• **WRITTEN PROBLEM**
Collect each line holding the string "acceptance".

• **RECORDS SUPPLIED**

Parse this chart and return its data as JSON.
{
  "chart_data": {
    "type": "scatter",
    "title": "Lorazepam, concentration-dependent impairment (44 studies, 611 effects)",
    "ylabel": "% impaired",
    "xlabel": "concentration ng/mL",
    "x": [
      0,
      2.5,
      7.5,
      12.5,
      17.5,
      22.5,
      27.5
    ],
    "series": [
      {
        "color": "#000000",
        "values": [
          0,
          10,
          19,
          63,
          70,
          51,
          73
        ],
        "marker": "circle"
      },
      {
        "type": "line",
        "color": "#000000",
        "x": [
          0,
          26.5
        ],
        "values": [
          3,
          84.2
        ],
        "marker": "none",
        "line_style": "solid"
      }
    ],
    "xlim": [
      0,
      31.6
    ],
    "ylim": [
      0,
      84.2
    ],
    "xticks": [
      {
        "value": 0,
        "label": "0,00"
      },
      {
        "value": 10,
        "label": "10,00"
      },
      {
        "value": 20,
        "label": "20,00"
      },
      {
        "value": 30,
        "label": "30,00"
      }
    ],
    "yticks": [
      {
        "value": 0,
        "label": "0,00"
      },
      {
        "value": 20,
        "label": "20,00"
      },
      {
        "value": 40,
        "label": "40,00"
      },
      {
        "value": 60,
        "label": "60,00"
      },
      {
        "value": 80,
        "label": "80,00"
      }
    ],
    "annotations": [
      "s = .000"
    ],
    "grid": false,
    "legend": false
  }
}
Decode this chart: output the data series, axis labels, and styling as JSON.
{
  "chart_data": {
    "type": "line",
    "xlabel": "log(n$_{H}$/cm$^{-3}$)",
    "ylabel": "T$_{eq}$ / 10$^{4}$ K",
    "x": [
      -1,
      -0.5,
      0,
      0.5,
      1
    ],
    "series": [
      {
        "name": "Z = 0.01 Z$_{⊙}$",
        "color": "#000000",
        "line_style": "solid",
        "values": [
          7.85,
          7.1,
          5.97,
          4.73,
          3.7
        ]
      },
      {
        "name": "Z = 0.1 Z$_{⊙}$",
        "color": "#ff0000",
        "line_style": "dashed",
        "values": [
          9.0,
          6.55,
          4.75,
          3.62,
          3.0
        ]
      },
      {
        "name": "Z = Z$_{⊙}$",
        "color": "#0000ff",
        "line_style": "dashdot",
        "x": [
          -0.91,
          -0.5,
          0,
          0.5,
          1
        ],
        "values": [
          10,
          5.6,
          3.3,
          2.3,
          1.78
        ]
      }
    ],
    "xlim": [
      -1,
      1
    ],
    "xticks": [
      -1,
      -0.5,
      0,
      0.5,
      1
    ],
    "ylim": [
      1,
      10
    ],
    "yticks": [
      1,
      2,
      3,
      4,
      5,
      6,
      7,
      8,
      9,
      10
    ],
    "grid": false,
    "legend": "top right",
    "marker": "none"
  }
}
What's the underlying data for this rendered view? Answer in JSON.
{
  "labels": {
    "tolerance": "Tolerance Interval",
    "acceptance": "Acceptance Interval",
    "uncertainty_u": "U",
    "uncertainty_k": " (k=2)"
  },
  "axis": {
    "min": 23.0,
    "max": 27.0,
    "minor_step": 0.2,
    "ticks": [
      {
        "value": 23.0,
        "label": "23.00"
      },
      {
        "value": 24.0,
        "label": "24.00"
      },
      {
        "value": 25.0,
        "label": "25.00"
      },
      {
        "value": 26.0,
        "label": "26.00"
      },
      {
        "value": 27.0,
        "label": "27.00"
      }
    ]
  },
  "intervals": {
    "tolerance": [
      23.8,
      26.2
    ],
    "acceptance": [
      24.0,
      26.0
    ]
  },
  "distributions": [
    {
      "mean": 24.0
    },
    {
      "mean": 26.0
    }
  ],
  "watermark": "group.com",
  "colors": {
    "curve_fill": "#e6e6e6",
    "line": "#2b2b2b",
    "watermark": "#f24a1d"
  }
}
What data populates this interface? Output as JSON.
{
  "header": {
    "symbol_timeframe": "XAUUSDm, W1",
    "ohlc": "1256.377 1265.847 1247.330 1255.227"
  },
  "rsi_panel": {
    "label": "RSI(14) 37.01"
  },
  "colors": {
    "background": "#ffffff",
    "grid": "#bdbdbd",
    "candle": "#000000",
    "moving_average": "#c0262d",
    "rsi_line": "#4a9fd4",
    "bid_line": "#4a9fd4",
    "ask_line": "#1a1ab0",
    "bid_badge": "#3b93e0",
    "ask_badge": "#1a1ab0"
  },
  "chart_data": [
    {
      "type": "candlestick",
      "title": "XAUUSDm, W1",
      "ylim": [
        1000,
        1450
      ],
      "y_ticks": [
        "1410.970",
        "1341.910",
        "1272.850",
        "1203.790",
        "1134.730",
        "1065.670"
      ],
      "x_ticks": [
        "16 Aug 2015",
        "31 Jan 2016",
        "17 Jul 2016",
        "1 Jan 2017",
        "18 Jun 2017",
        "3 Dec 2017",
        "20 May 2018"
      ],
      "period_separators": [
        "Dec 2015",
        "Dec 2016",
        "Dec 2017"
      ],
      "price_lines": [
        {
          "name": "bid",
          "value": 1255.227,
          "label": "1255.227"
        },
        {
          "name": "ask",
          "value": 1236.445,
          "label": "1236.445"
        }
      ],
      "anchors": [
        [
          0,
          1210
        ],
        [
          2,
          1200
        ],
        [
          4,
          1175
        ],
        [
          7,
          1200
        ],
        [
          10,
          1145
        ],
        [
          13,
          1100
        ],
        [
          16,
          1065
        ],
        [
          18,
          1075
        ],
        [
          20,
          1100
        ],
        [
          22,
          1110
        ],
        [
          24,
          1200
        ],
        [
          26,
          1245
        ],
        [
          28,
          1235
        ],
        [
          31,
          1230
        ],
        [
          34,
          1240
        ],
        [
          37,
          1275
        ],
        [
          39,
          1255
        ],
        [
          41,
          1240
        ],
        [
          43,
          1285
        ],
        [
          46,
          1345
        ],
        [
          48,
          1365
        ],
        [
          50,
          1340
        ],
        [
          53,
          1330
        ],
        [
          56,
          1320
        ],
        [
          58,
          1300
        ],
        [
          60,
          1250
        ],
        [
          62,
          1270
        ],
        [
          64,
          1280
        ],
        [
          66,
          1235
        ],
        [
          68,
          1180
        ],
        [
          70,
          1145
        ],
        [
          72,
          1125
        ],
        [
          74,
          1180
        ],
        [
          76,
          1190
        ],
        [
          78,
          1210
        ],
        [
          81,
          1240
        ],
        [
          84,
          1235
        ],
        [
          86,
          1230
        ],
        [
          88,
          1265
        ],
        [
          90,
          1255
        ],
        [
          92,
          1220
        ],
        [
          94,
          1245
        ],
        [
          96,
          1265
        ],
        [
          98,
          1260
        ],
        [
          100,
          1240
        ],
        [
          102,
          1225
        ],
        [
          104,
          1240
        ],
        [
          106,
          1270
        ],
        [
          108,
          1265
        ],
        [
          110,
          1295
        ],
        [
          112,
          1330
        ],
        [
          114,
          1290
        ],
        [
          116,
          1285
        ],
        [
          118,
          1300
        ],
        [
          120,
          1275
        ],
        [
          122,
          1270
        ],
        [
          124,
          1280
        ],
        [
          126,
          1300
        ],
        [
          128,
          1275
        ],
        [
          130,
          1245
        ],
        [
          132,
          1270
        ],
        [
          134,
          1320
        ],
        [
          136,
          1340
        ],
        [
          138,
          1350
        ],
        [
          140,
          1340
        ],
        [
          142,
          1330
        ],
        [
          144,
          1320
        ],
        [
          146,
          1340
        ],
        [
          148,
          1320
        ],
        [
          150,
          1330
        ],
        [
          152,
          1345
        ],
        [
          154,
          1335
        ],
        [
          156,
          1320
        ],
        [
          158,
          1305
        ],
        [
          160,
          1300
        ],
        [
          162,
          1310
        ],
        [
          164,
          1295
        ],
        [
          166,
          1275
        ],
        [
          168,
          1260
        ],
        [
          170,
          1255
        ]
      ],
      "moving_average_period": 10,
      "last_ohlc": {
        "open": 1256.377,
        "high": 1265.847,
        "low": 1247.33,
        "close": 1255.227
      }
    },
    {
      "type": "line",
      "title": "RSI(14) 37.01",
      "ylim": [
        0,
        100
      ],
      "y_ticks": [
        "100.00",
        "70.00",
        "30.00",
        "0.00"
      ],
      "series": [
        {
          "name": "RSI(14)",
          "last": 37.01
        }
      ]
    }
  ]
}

• **ANSWER**
    "acceptance": "Acceptance Interval",
    "acceptance": [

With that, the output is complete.